Using the entries that follow, collect the lines where the word "gasoline" appears.

• • •

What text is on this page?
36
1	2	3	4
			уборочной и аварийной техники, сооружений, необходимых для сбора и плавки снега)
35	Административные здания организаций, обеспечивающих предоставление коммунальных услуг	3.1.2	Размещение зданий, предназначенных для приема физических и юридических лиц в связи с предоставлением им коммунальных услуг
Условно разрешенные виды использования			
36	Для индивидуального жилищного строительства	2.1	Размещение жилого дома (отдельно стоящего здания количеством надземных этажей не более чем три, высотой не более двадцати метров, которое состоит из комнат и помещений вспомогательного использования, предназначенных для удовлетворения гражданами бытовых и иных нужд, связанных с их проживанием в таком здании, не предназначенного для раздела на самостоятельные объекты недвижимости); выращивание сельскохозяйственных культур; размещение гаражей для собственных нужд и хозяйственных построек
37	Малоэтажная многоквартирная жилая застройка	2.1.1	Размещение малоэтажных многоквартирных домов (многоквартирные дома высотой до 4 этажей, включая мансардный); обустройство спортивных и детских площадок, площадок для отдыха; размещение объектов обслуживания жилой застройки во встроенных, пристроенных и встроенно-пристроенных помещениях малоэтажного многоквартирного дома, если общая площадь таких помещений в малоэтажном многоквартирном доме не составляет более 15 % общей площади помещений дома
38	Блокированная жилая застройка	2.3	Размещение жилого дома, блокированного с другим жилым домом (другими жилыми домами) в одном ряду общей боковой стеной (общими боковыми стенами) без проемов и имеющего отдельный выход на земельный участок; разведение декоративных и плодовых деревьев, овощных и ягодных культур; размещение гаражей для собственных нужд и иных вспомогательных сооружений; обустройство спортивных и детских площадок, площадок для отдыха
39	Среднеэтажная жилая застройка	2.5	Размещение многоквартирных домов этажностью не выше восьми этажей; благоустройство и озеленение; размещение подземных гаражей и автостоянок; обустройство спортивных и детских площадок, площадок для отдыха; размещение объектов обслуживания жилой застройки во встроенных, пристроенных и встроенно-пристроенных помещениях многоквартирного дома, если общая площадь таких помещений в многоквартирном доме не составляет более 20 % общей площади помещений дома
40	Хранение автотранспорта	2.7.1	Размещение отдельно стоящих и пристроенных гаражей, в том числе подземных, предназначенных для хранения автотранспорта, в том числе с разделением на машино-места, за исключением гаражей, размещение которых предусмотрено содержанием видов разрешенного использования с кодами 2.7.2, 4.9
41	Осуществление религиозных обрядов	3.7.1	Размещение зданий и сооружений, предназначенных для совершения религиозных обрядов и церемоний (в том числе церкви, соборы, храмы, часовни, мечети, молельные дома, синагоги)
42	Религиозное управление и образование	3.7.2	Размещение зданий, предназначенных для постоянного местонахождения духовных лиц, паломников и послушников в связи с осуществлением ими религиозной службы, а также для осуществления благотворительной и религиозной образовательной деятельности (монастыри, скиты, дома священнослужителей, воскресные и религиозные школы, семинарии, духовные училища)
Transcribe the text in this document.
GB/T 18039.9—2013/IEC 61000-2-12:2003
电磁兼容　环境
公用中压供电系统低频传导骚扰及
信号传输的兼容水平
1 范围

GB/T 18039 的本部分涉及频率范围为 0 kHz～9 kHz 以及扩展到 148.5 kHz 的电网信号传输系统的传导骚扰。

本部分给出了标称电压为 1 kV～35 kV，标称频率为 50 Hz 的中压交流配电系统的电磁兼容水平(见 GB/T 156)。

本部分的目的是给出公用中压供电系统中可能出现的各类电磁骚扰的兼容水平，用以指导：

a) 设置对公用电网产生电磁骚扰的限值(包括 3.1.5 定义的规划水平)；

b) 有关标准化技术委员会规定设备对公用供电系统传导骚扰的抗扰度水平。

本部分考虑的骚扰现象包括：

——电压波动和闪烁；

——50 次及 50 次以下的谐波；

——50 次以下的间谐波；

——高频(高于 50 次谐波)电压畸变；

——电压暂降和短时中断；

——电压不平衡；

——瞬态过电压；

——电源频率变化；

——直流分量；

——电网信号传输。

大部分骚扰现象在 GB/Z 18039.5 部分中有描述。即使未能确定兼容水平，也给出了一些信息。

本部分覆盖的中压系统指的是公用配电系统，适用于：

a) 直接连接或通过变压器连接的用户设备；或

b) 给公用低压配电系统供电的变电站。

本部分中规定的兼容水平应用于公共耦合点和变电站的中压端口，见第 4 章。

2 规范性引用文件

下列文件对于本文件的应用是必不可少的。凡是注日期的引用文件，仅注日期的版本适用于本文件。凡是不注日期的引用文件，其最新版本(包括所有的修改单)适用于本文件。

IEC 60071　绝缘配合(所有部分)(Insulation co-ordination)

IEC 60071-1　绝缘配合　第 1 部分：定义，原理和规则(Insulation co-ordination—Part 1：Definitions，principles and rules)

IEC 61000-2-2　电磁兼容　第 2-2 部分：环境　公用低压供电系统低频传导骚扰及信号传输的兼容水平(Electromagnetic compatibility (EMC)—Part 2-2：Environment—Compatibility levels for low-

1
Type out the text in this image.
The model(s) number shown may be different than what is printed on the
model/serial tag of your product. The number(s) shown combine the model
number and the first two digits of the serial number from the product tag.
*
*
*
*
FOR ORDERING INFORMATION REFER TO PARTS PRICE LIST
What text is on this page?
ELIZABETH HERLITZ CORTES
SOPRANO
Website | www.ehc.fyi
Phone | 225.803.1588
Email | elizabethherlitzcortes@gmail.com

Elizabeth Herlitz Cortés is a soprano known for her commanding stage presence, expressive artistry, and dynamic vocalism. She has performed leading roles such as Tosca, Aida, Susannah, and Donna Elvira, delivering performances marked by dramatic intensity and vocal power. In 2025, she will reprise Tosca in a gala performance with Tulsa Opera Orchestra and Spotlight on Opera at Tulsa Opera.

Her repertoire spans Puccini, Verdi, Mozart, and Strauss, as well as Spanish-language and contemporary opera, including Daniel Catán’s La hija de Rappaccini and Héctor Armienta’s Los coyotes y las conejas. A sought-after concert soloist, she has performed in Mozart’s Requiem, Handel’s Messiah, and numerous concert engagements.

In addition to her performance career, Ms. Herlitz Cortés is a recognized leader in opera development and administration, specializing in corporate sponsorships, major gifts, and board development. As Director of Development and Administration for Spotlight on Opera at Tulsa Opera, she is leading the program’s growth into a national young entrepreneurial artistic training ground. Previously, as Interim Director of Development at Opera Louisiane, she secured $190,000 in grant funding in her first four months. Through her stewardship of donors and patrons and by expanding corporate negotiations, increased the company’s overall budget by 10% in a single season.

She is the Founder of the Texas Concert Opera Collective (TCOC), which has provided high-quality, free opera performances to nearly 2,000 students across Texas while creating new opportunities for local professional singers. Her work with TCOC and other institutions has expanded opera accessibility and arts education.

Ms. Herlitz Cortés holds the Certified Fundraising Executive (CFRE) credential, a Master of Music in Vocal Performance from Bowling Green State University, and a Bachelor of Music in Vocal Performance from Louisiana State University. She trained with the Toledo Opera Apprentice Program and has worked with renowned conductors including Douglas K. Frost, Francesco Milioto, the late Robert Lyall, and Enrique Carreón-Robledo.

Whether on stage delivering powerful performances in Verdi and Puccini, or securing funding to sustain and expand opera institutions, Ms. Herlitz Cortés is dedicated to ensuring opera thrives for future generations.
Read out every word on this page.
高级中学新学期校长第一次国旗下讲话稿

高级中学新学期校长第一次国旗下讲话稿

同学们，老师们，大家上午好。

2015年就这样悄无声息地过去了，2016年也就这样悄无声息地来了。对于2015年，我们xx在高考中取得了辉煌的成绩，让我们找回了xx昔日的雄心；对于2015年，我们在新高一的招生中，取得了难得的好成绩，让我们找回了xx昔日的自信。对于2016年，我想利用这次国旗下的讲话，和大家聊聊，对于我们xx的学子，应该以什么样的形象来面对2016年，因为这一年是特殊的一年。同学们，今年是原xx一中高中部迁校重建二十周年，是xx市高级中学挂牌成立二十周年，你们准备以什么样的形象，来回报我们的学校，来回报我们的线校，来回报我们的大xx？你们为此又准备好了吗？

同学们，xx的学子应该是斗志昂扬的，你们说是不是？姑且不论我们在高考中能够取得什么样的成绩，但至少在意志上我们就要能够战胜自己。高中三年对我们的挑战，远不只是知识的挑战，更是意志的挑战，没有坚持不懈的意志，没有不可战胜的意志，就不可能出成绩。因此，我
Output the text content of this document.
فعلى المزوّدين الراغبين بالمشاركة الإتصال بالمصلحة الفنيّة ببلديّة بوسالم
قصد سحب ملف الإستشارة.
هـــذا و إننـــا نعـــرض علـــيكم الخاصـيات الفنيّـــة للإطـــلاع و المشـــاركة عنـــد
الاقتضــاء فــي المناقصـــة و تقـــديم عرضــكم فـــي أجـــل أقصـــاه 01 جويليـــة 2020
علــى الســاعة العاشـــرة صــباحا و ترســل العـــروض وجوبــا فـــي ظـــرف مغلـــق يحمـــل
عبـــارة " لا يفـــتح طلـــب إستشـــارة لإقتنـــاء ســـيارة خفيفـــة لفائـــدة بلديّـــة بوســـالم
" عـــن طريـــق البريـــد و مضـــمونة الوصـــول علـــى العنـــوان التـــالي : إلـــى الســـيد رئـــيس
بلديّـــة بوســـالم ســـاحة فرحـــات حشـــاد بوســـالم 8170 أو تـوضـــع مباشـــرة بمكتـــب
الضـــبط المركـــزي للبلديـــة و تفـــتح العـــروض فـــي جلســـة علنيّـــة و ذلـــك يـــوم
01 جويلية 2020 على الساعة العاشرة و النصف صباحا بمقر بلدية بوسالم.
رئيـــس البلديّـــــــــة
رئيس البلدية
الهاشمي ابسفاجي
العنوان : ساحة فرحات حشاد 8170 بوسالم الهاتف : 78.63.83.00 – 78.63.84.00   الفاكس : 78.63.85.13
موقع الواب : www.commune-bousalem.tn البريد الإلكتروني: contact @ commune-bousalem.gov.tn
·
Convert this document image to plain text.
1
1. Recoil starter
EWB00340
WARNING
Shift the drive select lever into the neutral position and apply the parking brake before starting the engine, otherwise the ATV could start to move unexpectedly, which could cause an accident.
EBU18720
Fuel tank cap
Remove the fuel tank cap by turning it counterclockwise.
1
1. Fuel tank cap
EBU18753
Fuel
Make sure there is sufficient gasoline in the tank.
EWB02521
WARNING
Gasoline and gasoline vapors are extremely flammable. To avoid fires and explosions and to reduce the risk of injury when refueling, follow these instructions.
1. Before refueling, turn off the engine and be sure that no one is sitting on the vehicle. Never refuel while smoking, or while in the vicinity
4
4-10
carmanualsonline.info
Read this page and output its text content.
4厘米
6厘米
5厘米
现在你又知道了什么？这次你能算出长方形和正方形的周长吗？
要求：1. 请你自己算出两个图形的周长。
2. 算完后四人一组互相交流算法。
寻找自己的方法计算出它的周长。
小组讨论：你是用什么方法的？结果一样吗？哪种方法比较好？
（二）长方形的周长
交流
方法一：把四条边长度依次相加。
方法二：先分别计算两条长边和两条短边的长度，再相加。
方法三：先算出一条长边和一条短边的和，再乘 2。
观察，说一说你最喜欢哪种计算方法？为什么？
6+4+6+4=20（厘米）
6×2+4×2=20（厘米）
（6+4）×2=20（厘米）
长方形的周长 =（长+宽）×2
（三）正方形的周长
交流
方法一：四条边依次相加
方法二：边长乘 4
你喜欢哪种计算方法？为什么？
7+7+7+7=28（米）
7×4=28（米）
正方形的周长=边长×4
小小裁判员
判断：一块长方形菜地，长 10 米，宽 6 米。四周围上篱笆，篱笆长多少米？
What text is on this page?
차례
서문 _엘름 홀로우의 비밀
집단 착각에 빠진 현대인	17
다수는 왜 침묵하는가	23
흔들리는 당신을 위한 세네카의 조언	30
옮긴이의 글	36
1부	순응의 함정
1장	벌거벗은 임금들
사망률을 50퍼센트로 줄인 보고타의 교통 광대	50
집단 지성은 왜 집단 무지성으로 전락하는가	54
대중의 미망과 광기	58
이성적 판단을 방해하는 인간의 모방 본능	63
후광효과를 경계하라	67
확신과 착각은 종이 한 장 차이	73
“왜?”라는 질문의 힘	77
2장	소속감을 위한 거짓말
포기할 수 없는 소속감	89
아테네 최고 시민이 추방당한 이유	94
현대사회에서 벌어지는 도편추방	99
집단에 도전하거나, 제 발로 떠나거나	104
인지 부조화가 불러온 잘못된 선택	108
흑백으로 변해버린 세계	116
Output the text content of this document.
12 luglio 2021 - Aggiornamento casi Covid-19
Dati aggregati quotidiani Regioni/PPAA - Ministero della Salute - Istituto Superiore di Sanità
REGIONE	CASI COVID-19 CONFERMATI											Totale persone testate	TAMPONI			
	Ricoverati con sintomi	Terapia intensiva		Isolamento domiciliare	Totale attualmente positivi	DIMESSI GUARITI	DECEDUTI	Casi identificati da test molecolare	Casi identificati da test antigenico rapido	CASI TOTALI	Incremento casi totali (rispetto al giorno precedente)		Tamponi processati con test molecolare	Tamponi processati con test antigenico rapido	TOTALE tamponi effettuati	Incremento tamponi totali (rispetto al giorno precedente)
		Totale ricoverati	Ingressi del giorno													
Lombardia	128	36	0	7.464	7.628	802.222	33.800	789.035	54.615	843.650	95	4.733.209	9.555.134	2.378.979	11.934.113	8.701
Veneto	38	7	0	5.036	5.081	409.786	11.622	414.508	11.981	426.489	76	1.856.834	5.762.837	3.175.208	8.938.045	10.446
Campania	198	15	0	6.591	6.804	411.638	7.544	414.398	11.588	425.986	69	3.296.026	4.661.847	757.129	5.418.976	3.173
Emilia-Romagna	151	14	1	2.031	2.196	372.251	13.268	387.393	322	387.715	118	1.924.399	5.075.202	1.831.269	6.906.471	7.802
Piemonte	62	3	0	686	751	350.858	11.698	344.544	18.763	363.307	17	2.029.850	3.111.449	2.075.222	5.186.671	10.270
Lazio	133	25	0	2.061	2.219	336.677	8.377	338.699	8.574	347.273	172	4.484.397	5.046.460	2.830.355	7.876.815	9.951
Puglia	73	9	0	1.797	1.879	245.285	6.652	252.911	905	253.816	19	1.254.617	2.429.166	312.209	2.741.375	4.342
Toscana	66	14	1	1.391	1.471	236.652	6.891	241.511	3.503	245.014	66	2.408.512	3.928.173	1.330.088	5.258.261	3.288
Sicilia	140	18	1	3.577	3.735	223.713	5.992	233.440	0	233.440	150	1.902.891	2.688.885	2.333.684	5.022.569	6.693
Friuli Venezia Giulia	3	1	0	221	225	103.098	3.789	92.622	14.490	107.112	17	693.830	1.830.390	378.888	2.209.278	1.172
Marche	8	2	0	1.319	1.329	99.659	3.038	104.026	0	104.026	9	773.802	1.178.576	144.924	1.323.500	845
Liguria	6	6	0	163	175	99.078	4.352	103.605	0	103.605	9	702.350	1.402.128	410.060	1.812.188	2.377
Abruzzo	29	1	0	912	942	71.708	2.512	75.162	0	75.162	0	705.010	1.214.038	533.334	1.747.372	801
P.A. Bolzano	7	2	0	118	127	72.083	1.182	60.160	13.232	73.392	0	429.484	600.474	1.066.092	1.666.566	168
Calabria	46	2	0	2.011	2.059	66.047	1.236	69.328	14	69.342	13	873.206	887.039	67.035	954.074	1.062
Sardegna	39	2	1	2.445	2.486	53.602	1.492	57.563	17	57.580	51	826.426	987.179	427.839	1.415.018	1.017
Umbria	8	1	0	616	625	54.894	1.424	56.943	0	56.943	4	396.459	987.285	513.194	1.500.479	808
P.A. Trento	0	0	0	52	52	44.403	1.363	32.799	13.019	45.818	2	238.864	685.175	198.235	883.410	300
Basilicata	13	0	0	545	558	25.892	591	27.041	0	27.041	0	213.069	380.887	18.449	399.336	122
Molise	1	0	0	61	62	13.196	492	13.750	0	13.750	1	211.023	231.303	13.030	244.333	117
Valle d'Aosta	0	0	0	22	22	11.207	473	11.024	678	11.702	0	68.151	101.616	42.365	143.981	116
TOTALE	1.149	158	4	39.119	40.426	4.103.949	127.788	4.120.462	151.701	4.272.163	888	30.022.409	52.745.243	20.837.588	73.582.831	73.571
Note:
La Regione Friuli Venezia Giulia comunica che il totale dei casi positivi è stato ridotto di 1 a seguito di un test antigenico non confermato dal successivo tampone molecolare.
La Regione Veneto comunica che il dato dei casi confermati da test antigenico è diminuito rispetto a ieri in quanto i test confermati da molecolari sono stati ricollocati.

• • •

## WRITTEN ANSWER
Make sure there is sufficient gasoline in the tank.
Gasoline and gasoline vapors are extremely flammable. To avoid fires and explosions and to reduce the risk of injury when refueling, follow these instructions.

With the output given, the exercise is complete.